*EXCERPT PROVIDED*.

BelgianBiodiversityPlatform / python-dwca-reader

🐍 A Python package to read Darwin Core Archive (DwC-A) files.
BSD 3-Clause "New" or "Revised" License
43 stars 21 forks source link

Extend CSVDataFile to support hash index on Core file #100

Closed csbrown closed 7 months ago

csbrown commented 8 months ago

Description

It would be useful to be able to generalize iterators over the type of record. AFAIK, there's nothing particularly special about the Core Record data-format-wise, so it should be possible to create iterator methods that apply arbitrarily to Core or Extension files.

My particular use case is that I'm working on an iterator for JOINed files, and it's awkward to deal with the Core Record as a special entity, since nothing about the JOIN process requires knowledge of whether a file is Core or Extension.

*SOURCE MATERIAL*.
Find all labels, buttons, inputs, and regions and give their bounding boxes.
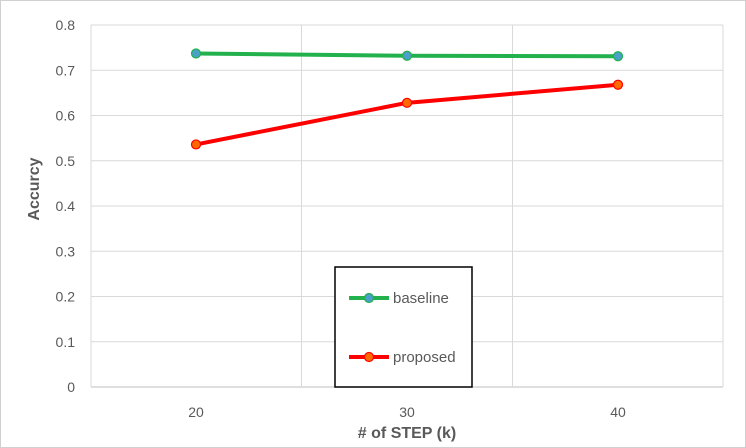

*DIRECTIONS*.
Continue the GitHub issue about extending CSVDataFile to support a hash index on the Core file, picking up after its last sentence.

*OUTPUT FOR THIS TASK*.
Deliverables:

1) Extend the CSVDataFile class to allow a hash index on the Core Record.

csbrown commented 8 months ago

Advice on unknown unknowns w.r.t. difficulties in implementing this appreciated.

niconoe commented 7 months ago

Thanks a lot, @csbrown. The corerow / extensionrow inconsistencies have bothered me for a long time (I wasn't very experienced with Python when I wrote this code), so it's great to see someone tackling a first step to improve it!

csbrown commented 7 months ago

"I wasn't very experienced..."

You've done a great job. I appreciate your hard work. :)